- Instructions for the task:
Show every line of the records below that contains the word "NAND".

━━━━━ Provided records

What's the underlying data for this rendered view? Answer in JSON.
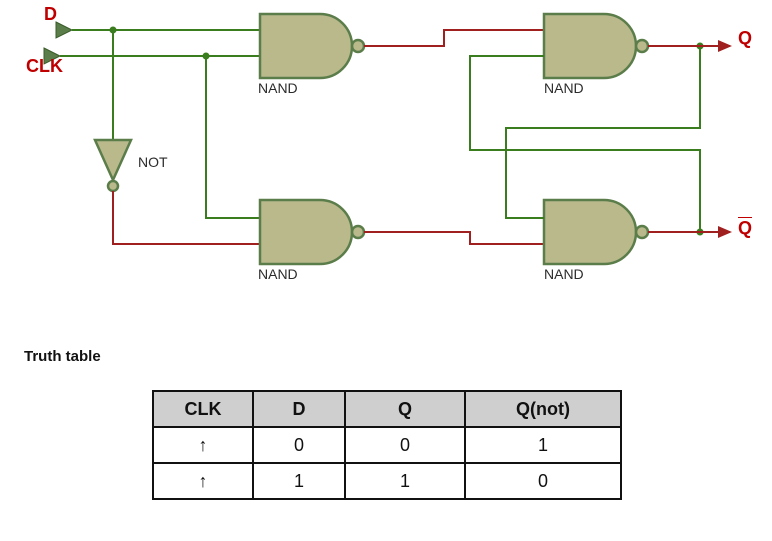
{
  "circuit": {
    "inputs": {
      "d": "D",
      "clk": "CLK"
    },
    "outputs": {
      "q": "Q",
      "qbar": "Q"
    },
    "gates": {
      "not": "NOT",
      "nand1": "NAND",
      "nand2": "NAND",
      "nand3": "NAND",
      "nand4": "NAND"
    },
    "colors": {
      "gate_fill": "#b9b98c",
      "gate_stroke": "#5b7d4a",
      "wire_green": "#3a7d1f",
      "wire_red": "#a02020",
      "label_red": "#c00000"
    },
    "diagram_type": "D flip-flop (NAND-based latch)"
  },
  "truth_table_title": "Truth table",
  "chart_data": {
    "type": "table",
    "title": "Truth table",
    "headers": {
      "clk": "CLK",
      "d": "D",
      "q": "Q",
      "qn": "Q(not)"
    },
    "rows": [
      {
        "clk": "↑",
        "d": "0",
        "q": "0",
        "qn": "1"
      },
      {
        "clk": "↑",
        "d": "1",
        "q": "1",
        "qn": "0"
      }
    ]
  }
}
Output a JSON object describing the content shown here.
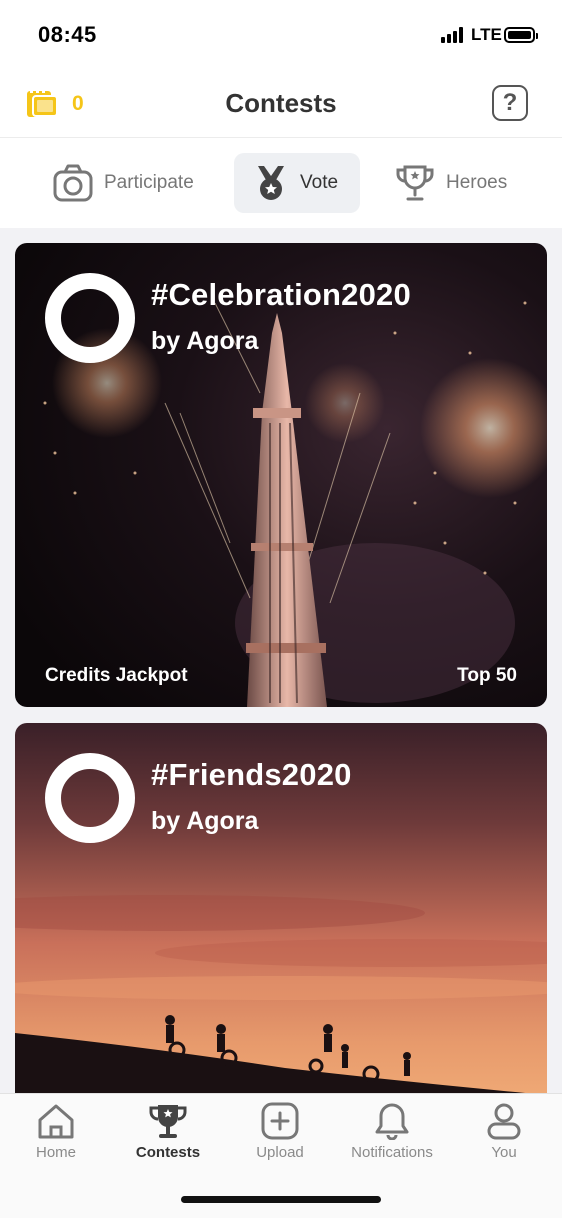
{
  "status_bar": {
    "time": "08:45",
    "network": "LTE",
    "signal_icon": "signal-bars-icon",
    "battery_icon": "battery-icon"
  },
  "header": {
    "credits_icon": "film-credits-icon",
    "credits_count": "0",
    "title": "Contests",
    "help_icon": "help-icon",
    "help_label": "?",
    "accent_color": "#f5c518"
  },
  "tabs": [
    {
      "label": "Participate",
      "icon": "camera-icon",
      "active": false
    },
    {
      "label": "Vote",
      "icon": "medal-icon",
      "active": true
    },
    {
      "label": "Heroes",
      "icon": "trophy-icon",
      "active": false
    }
  ],
  "contests": [
    {
      "title": "#Celebration2020",
      "by": "by Agora",
      "footer_left": "Credits Jackpot",
      "footer_right": "Top 50",
      "image": "fireworks over tower at night"
    },
    {
      "title": "#Friends2020",
      "by": "by Agora",
      "image": "children silhouettes on hill at sunset"
    }
  ],
  "bottom_nav": [
    {
      "label": "Home",
      "icon": "home-icon",
      "active": false
    },
    {
      "label": "Contests",
      "icon": "trophy-icon",
      "active": true
    },
    {
      "label": "Upload",
      "icon": "plus-square-icon",
      "active": false
    },
    {
      "label": "Notifications",
      "icon": "bell-icon",
      "active": false
    },
    {
      "label": "You",
      "icon": "user-icon",
      "active": false
    }
  ]
}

━━━━━━━━━━

- Written answer:
      "nand1": "NAND",
      "nand2": "NAND",
      "nand3": "NAND",
      "nand4": "NAND"
    "diagram_type": "D flip-flop (NAND-based latch)"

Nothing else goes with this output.